* _Provided records_:
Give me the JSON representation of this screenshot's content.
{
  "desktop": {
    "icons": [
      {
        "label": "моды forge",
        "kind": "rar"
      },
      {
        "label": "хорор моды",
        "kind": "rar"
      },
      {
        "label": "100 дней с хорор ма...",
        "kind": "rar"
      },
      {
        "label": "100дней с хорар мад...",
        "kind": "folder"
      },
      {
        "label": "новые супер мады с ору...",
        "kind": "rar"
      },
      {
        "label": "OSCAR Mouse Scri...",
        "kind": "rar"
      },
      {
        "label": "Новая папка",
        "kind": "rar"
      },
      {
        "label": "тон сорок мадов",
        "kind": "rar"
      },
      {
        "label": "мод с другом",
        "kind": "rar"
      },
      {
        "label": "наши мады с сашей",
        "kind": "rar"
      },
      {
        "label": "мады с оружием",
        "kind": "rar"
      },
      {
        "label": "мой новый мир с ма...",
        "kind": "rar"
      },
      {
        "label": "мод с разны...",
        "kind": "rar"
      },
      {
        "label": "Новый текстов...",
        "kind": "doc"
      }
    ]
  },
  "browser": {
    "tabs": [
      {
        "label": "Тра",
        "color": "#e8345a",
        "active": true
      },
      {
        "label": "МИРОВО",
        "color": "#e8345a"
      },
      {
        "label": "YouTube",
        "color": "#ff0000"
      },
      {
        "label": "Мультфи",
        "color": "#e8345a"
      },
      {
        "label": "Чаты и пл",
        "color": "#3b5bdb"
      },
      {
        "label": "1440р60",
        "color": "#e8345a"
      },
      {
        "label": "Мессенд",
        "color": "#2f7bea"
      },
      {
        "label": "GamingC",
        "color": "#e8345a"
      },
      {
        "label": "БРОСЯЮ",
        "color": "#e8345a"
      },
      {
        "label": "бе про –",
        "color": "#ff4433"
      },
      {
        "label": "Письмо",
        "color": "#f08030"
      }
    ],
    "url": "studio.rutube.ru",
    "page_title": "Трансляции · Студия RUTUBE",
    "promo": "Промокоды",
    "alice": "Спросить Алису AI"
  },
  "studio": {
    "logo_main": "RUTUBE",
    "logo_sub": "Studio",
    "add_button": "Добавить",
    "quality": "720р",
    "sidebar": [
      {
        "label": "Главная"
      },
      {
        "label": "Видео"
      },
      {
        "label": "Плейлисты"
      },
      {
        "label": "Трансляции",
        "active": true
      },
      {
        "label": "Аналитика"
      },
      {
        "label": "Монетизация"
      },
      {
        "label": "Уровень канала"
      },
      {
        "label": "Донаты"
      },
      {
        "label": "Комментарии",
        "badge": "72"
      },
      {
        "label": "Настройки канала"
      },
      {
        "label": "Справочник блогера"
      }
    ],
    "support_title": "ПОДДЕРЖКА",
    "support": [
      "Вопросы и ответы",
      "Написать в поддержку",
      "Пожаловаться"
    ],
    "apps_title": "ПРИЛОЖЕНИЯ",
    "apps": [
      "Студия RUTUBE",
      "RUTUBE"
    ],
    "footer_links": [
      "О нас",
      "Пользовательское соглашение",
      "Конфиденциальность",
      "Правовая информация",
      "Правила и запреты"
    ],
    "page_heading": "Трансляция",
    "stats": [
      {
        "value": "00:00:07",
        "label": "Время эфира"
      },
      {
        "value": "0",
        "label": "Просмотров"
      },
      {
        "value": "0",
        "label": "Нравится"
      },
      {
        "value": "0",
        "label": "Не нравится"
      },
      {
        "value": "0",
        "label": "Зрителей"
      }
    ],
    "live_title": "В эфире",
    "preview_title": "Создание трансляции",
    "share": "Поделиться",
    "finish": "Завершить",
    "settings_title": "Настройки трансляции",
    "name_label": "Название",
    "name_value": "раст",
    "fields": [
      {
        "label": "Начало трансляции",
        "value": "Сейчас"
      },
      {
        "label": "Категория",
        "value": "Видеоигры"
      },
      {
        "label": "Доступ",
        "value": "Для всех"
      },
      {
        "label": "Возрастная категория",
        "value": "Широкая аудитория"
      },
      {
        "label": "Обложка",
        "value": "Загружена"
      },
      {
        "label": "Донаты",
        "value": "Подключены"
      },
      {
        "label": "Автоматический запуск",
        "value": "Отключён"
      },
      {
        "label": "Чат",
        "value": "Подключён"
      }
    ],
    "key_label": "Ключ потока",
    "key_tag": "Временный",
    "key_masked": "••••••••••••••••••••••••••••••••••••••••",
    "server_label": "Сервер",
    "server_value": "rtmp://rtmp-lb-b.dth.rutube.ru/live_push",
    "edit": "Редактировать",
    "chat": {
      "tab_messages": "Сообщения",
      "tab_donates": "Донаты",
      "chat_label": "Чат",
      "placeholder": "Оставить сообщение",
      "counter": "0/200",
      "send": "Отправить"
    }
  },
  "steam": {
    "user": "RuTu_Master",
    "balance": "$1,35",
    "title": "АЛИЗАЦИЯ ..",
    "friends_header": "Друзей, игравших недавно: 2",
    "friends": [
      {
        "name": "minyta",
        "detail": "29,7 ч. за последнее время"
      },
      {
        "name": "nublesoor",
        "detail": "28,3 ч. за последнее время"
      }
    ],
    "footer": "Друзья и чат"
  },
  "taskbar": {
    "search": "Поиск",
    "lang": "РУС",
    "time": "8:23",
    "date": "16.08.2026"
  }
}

* _Direction_: Return the entries above exactly as they appear.

* _Problem solution_:
Give me the JSON representation of this screenshot's content.
{
  "desktop": {
    "icons": [
      {
        "label": "моды forge",
        "kind": "rar"
      },
      {
        "label": "хорор моды",
        "kind": "rar"
      },
      {
        "label": "100 дней с хорор ма...",
        "kind": "rar"
      },
      {
        "label": "100дней с хорар мад...",
        "kind": "folder"
      },
      {
        "label": "новые супер мады с ору...",
        "kind": "rar"
      },
      {
        "label": "OSCAR Mouse Scri...",
        "kind": "rar"
      },
      {
        "label": "Новая папка",
        "kind": "rar"
      },
      {
        "label": "тон сорок мадов",
        "kind": "rar"
      },
      {
        "label": "мод с другом",
        "kind": "rar"
      },
      {
        "label": "наши мады с сашей",
        "kind": "rar"
      },
      {
        "label": "мады с оружием",
        "kind": "rar"
      },
      {
        "label": "мой новый мир с ма...",
        "kind": "rar"
      },
      {
        "label": "мод с разны...",
        "kind": "rar"
      },
      {
        "label": "Новый текстов...",
        "kind": "doc"
      }
    ]
  },
  "browser": {
    "tabs": [
      {
        "label": "Тра",
        "color": "#e8345a",
        "active": true
      },
      {
        "label": "МИРОВО",
        "color": "#e8345a"
      },
      {
        "label": "YouTube",
        "color": "#ff0000"
      },
      {
        "label": "Мультфи",
        "color": "#e8345a"
      },
      {
        "label": "Чаты и пл",
        "color": "#3b5bdb"
      },
      {
        "label": "1440р60",
        "color": "#e8345a"
      },
      {
        "label": "Мессенд",
        "color": "#2f7bea"
      },
      {
        "label": "GamingC",
        "color": "#e8345a"
      },
      {
        "label": "БРОСЯЮ",
        "color": "#e8345a"
      },
      {
        "label": "бе про –",
        "color": "#ff4433"
      },
      {
        "label": "Письмо",
        "color": "#f08030"
      }
    ],
    "url": "studio.rutube.ru",
    "page_title": "Трансляции · Студия RUTUBE",
    "promo": "Промокоды",
    "alice": "Спросить Алису AI"
  },
  "studio": {
    "logo_main": "RUTUBE",
    "logo_sub": "Studio",
    "add_button": "Добавить",
    "quality": "720р",
    "sidebar": [
      {
        "label": "Главная"
      },
      {
        "label": "Видео"
      },
      {
        "label": "Плейлисты"
      },
      {
        "label": "Трансляции",
        "active": true
      },
      {
        "label": "Аналитика"
      },
      {
        "label": "Монетизация"
      },
      {
        "label": "Уровень канала"
      },
      {
        "label": "Донаты"
      },
      {
        "label": "Комментарии",
        "badge": "72"
      },
      {
        "label": "Настройки канала"
      },
      {
        "label": "Справочник блогера"
      }
    ],
    "support_title": "ПОДДЕРЖКА",
    "support": [
      "Вопросы и ответы",
      "Написать в поддержку",
      "Пожаловаться"
    ],
    "apps_title": "ПРИЛОЖЕНИЯ",
    "apps": [
      "Студия RUTUBE",
      "RUTUBE"
    ],
    "footer_links": [
      "О нас",
      "Пользовательское соглашение",
      "Конфиденциальность",
      "Правовая информация",
      "Правила и запреты"
    ],
    "page_heading": "Трансляция",
    "stats": [
      {
        "value": "00:00:07",
        "label": "Время эфира"
      },
      {
        "value": "0",
        "label": "Просмотров"
      },
      {
        "value": "0",
        "label": "Нравится"
      },
      {
        "value": "0",
        "label": "Не нравится"
      },
      {
        "value": "0",
        "label": "Зрителей"
      }
    ],
    "live_title": "В эфире",
    "preview_title": "Создание трансляции",
    "share": "Поделиться",
    "finish": "Завершить",
    "settings_title": "Настройки трансляции",
    "name_label": "Название",
    "name_value": "раст",
    "fields": [
      {
        "label": "Начало трансляции",
        "value": "Сейчас"
      },
      {
        "label": "Категория",
        "value": "Видеоигры"
      },
      {
        "label": "Доступ",
        "value": "Для всех"
      },
      {
        "label": "Возрастная категория",
        "value": "Широкая аудитория"
      },
      {
        "label": "Обложка",
        "value": "Загружена"
      },
      {
        "label": "Донаты",
        "value": "Подключены"
      },
      {
        "label": "Автоматический запуск",
        "value": "Отключён"
      },
      {
        "label": "Чат",
        "value": "Подключён"
      }
    ],
    "key_label": "Ключ потока",
    "key_tag": "Временный",
    "key_masked": "••••••••••••••••••••••••••••••••••••••••",
    "server_label": "Сервер",
    "server_value": "rtmp://rtmp-lb-b.dth.rutube.ru/live_push",
    "edit": "Редактировать",
    "chat": {
      "tab_messages": "Сообщения",
      "tab_donates": "Донаты",
      "chat_label": "Чат",
      "placeholder": "Оставить сообщение",
      "counter": "0/200",
      "send": "Отправить"
    }
  },
  "steam": {
    "user": "RuTu_Master",
    "balance": "$1,35",
    "title": "АЛИЗАЦИЯ ..",
    "friends_header": "Друзей, игравших недавно: 2",
    "friends": [
      {
        "name": "minyta",
        "detail": "29,7 ч. за последнее время"
      },
      {
        "name": "nublesoor",
        "detail": "28,3 ч. за последнее время"
      }
    ],
    "footer": "Друзья и чат"
  },
  "taskbar": {
    "search": "Поиск",
    "lang": "РУС",
    "time": "8:23",
    "date": "16.08.2026"
  }
}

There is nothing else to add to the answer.